**The tasks:**
1) According to the article below on screenwriting contest wins, what must a writer who won a major contest with a first script do before contacting agents?
2) Reproduce the passage of the screenwriting article below, starting with "I’m sure you’ve" and going on through "it might be.".
3) Continue the article on capitalizing on a screenwriting contest win from the point at which it ends.

**Page excerpt:**
RSS icon Email icon Home icon
 
LinkedIn Twitter Facebook

  • Watch That Next Step!

    December 18th, 2015

    By Danny Manus

    I’m sure you’ve heard it said that screenwriting is a marathon, not a sprint. But in truth…it’s both. And sometimes it’s not the first step OR the last step that’s most important, but those treacherous steps in the middle as you make the run from aspiring screenwriter to professional.

    As a script consultant and writing coach, many of my clients are at a sensitive juncture in their writing career. They’ve written their first scripts – and perhaps their second, third or fourth as well. They’ve gotten feedback, they’ve rewritten, they’ve polished, they’ve submitted to prestigious contests and they finally get the email they’ve been waiting for… They’re a contest finalist or maybe even the big winner!

    They have beaten out thousands of other aspiring writers and have won the grand prize of whatever prestigious contest it might be.

    AWESOME!

    …..Now what?

    This is the question that so many writers don’t know how to answer and because of that, either they don’t know how to capitalize on it OR they try to capitalize when they’re not actually ready and end up screwing their chance.
    First things first. If you were lucky enough to win a major contest with your first script, that’s amazing. But you need to go write your second one before you start contacting agents. Yes, you can start querying and calling production companies with your contest-winning script but while you’re doing that, ride that wave of motivation to write and finish your next script!

    Next, look at the contest you won. You should be entering contests that afford you opportunities to get read and make in-roads to industry connections. So, if those contests promise to send your script to X companies, then that’s your next step.

    You want to capitalize on whatever buzz or momentum you can muster in this business. So, if there are social media announcements about how you’re the big winner – use that! But don’t just rely on the contest to do the work for you. Start making phone calls and your first sentence is “Hi, I just found out I beat out 4,500 other writers to be this year’s grand prize winner of Script Pipeline (for example), and I am currently looking for representation. I’d love to talk to you about my script.”

    But before you start calling every manager, agent and production company out there about that first contest win, you need to know a few things that no one else will tell you…

    1. If you won (or were a finalist in) a TV contest with a spec of an existing show, managers and producers don’t care as much because they can’t sell that script. And every single rep you call will say, “Great, do you have an original pilot you can send?” They may want to read your spec ALSO, but they will definitely ask for an original. If your answer is no, then your win doesn’t really mean anything except it should give you a big vote of confidence to start writing your original pilots!

    If you won with a spec for an existing series, and you DO have other original pilots that are completed, polished and ready to go, then use your existing spec win as leverage to get reps or producers to read your original pilot. Call about the win, but have the pitch for your original series ready for that call. You should absolutely mention the contest win in your query letter, but your query should be for your original pilot. Leverage the spec win to get the read of your original. It will mean much more.

**Supplied material:**
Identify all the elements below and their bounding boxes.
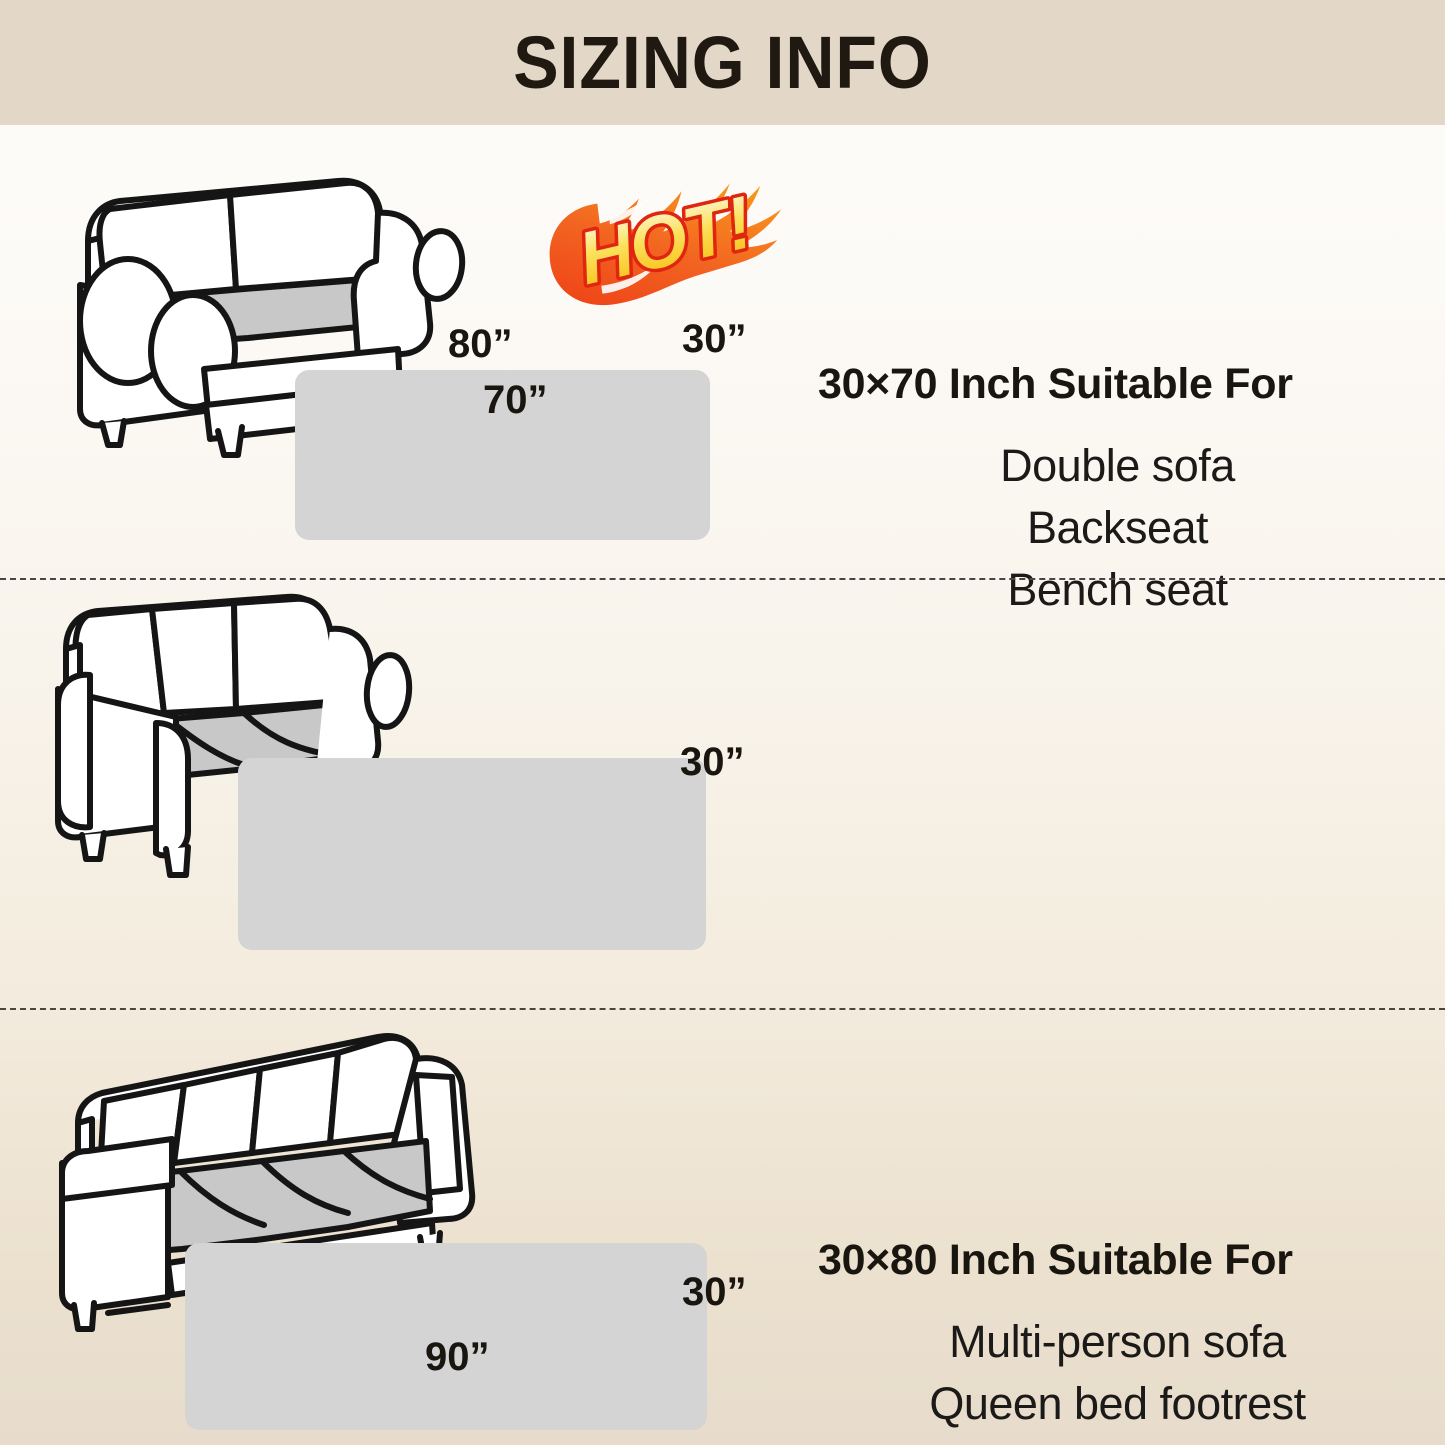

**Answers:**
1) Write a second script.

2)
I’m sure you’ve heard it said that screenwriting is a marathon, not a sprint. But in truth…it’s both. And sometimes it’s not the first step OR the last step that’s most important, but those treacherous steps in the middle as you make the run from aspiring screenwriter to professional.

    As a script consultant and writing coach, many of my clients are at a sensitive juncture in their writing career. They’ve written their first scripts – and perhaps their second, third or fourth as well. They’ve gotten feedback, they’ve rewritten, they’ve polished, they’ve submitted to prestigious contests and they finally get the email they’ve been waiting for… They’re a contest finalist or maybe even the big winner!

    They have beaten out thousands of other aspiring writers and have won the grand prize of whatever prestigious contest it might be.

3)
    2. If you won (or were a finalist in) a TV contest with an original pilot, and you have an additional writing sample already completed, polished and ready to go – then start querying, calling, emailing, and try to use any executives who read your script as part of the prize to see if they would recommend you to any of their rep friends. Create a buzz about your win even if the contest doesn’t.

    3. If you won a contest or film festival with a SHORT film or Web Series, you need to know what you’re calling places for. Are you calling places to help distribute your short? Are you querying because you shot the first episode of a web series and are looking for funding for the rest? Do you have a vision (or a script) for the full feature based on your short and you’re hoping someone wants to develop that with you? Are you calling because you’re a writer/director and want to find representation as a multi-hyphenate? You need to know why you’re calling and how to pitch yourself and your project, as each of the aforementioned goals would require a different type of pitch or query.

    If you’re promoting a short or web series, create a strong social media platform and following to prove that your contest or film festival win isn’t just a lark, but that there is real support brewing for this idea. Use that platform to your advantage as proof of concept. If you were ONLY the writer on the short (as opposed to also directing or producing), chances are that’s not enough to get anyone to read you unless it’s a script for the feature version of the short that won.

    4. If you won one of those top contests with a feature script, strike while the iron is hot. Know where you are in your career and what that next goal is for you. If you only have the 1 script and 1 idea, then your best bet is going to be contacting producers because they don’t care (as much) about how many other scripts you have. If they love that one, that’s all you need. If you have more than 1 finished script or at least 1 finished (winning) script and a bunch of other fleshed out ideas, then try querying and contacting managers.

    If you have at least 2-3 finished, polished and semi-commercial scripts, then you can also contact agents. Go to pitchfests and use online pitch services if you can’t get to execs or reps any other way.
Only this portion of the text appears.